▸ **Your objective**
Tally the lines with the word "watermark" and report the number alone.

________________________

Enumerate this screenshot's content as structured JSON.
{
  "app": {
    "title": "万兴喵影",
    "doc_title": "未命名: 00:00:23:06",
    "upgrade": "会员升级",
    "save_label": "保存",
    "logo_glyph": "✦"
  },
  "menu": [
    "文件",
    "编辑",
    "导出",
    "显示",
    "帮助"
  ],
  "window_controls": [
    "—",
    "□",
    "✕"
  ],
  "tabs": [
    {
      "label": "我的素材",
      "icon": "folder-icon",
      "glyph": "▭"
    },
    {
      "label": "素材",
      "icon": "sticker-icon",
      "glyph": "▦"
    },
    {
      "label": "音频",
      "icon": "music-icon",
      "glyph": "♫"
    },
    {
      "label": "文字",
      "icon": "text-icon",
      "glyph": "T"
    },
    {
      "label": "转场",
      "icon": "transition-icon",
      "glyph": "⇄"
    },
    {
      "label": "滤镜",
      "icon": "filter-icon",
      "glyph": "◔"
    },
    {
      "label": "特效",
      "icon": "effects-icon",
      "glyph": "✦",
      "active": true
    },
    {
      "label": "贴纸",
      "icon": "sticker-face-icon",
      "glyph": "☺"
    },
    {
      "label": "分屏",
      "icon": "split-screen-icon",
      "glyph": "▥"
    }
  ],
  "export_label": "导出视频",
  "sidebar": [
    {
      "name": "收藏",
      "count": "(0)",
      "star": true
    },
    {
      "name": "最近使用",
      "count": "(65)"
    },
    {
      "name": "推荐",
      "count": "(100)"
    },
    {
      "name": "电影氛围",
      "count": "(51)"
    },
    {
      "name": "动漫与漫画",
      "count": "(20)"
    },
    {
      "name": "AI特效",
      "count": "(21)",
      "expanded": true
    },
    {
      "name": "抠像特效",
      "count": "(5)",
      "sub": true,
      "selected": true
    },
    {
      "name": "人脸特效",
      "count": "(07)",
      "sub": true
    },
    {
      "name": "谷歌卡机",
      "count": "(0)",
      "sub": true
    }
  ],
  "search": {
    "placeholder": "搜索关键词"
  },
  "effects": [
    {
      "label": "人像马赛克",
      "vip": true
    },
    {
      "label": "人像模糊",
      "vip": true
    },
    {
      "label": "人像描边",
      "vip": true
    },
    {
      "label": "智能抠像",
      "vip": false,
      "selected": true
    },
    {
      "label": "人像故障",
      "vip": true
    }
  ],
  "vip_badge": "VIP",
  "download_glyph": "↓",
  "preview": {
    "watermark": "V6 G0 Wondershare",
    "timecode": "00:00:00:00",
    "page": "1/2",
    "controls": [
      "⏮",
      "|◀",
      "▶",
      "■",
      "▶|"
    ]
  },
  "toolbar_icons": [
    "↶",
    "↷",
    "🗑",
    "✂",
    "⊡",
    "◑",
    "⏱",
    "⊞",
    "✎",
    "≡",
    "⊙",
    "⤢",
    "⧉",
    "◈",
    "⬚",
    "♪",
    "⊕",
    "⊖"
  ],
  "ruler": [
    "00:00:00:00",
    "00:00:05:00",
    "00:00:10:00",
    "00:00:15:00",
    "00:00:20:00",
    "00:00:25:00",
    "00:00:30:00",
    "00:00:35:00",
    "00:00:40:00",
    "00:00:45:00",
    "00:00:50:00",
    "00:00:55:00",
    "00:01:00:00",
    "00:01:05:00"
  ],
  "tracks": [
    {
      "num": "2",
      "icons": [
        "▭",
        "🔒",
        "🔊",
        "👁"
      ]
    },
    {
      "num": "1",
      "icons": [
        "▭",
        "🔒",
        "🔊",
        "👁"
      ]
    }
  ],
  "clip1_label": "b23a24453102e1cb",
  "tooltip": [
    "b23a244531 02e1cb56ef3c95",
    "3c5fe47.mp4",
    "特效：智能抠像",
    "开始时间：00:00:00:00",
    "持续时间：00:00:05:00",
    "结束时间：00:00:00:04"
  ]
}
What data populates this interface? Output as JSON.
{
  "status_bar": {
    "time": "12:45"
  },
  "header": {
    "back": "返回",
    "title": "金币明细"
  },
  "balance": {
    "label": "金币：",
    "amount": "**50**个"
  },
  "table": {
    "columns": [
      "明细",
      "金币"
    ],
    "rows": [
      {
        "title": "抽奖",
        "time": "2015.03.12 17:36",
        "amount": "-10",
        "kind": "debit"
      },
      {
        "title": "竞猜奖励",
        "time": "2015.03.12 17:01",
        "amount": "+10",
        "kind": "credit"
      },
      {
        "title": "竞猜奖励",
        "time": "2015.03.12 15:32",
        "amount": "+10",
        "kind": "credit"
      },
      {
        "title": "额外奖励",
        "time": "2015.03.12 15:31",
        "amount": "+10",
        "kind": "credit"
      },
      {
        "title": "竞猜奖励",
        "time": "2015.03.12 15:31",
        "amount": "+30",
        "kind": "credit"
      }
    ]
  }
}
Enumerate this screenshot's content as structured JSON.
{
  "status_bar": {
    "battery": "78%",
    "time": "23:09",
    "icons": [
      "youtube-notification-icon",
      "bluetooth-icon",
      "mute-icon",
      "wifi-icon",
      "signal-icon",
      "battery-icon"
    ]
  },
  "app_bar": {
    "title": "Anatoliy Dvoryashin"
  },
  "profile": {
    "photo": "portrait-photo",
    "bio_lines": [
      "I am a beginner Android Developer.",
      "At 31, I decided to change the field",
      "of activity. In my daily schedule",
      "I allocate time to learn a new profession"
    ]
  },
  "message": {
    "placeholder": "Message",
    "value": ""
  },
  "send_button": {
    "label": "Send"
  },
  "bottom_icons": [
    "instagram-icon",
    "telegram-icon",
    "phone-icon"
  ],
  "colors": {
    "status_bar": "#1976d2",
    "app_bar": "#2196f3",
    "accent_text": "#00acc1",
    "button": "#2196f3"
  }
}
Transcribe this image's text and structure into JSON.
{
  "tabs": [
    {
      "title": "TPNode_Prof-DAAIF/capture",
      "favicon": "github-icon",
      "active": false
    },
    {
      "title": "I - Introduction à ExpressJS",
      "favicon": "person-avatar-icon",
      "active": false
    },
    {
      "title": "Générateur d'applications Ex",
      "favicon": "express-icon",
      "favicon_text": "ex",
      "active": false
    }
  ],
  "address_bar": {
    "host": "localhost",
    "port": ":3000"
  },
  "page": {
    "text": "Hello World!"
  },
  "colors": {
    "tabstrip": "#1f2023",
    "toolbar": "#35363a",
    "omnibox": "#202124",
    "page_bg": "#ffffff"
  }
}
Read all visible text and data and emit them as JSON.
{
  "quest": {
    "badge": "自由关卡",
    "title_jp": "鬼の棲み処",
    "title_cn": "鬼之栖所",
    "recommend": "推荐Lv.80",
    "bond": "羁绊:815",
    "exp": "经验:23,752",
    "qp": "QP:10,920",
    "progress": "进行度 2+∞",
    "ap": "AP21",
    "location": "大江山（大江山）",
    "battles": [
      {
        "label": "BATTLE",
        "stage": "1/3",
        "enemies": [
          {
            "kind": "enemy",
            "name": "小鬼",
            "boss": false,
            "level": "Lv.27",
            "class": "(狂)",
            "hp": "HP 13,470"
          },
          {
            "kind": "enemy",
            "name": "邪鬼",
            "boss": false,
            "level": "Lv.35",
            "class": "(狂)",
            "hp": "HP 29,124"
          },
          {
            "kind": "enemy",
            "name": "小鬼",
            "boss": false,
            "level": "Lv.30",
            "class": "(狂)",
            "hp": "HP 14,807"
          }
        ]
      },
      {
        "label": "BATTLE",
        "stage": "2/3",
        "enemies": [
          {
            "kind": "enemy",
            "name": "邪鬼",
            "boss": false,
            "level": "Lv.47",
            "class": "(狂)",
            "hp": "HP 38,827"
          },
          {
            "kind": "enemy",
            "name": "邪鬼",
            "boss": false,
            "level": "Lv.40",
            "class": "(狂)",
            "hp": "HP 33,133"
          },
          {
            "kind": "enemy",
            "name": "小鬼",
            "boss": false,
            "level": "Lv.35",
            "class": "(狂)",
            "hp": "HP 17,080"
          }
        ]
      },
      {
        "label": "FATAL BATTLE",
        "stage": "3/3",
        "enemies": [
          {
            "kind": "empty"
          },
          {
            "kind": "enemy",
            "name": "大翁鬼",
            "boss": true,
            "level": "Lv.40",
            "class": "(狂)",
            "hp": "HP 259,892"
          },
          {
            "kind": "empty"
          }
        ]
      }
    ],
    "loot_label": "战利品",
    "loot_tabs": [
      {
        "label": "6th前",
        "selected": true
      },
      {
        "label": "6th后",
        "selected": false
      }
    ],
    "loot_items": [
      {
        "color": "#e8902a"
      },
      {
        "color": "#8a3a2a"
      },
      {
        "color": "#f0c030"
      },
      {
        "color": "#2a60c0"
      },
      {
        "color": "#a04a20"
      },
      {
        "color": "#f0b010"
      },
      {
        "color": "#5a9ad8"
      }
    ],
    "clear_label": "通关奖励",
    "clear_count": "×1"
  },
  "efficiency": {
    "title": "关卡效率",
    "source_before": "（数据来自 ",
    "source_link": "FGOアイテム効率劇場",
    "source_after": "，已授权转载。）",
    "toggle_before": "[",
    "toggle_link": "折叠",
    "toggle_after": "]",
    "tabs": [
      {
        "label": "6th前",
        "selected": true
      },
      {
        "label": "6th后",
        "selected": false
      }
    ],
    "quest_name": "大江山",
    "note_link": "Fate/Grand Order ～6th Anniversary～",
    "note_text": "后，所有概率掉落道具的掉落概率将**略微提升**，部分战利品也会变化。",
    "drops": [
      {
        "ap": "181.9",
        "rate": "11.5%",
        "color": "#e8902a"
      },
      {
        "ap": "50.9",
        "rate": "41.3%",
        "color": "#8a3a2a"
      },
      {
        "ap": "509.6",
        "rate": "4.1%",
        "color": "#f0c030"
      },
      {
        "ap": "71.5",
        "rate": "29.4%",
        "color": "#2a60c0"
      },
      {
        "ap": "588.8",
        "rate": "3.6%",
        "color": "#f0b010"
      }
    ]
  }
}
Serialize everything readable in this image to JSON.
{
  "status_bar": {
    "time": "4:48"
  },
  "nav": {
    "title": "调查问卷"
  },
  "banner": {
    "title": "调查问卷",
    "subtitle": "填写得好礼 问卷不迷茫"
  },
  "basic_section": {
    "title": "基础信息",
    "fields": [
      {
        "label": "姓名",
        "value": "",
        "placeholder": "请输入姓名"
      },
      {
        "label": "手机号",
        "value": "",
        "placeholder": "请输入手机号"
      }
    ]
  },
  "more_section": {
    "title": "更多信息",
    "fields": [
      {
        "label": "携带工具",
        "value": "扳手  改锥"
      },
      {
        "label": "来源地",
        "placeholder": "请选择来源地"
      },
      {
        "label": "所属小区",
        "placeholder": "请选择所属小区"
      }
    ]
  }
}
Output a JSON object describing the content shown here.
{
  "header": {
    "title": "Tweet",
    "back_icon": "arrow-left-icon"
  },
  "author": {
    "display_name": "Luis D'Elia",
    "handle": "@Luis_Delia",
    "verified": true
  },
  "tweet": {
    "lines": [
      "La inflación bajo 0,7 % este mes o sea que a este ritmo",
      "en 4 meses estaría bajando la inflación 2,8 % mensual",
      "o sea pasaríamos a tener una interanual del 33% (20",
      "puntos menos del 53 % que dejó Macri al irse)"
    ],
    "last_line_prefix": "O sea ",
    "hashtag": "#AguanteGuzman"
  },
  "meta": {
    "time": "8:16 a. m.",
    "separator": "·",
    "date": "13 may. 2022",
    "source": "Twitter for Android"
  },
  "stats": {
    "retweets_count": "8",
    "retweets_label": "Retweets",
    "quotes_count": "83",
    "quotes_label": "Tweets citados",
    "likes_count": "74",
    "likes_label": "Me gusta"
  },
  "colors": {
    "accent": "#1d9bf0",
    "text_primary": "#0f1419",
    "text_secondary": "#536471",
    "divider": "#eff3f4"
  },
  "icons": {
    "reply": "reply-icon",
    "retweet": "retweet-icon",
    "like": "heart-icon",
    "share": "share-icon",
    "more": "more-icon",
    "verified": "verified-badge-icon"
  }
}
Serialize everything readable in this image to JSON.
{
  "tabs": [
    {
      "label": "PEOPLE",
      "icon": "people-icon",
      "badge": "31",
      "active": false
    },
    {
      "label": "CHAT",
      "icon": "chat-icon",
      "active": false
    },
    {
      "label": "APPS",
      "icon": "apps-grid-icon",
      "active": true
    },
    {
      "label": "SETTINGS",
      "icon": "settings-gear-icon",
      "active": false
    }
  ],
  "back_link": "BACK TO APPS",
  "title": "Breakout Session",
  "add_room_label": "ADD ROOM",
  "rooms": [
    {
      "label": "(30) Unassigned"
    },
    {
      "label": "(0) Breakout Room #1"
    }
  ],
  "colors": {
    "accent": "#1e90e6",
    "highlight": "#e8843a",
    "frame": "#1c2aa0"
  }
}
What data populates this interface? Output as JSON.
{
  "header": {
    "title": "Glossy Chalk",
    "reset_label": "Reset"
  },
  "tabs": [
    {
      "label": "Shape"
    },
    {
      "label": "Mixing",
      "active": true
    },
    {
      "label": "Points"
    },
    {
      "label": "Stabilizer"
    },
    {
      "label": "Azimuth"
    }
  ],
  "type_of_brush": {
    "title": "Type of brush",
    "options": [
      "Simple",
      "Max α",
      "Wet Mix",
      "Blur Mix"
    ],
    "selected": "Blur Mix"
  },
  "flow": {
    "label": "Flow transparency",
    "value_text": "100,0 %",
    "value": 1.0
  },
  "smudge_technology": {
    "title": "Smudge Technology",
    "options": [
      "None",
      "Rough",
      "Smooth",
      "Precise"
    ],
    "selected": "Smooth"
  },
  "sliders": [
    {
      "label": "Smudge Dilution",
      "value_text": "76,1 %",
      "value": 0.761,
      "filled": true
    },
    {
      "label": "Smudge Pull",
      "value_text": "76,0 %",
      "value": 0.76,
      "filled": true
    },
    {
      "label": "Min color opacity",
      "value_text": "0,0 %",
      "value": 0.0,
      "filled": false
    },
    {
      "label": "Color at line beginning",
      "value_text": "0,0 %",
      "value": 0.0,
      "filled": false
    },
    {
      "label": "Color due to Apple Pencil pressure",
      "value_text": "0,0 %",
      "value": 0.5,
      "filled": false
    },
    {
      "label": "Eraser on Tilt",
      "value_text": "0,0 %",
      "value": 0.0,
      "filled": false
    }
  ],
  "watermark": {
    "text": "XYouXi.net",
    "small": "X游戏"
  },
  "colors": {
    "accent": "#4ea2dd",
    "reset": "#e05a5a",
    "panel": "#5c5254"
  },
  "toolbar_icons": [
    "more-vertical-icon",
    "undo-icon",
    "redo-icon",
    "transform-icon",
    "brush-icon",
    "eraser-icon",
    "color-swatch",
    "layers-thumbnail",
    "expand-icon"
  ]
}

________________________

▸ **Exercise answer**
2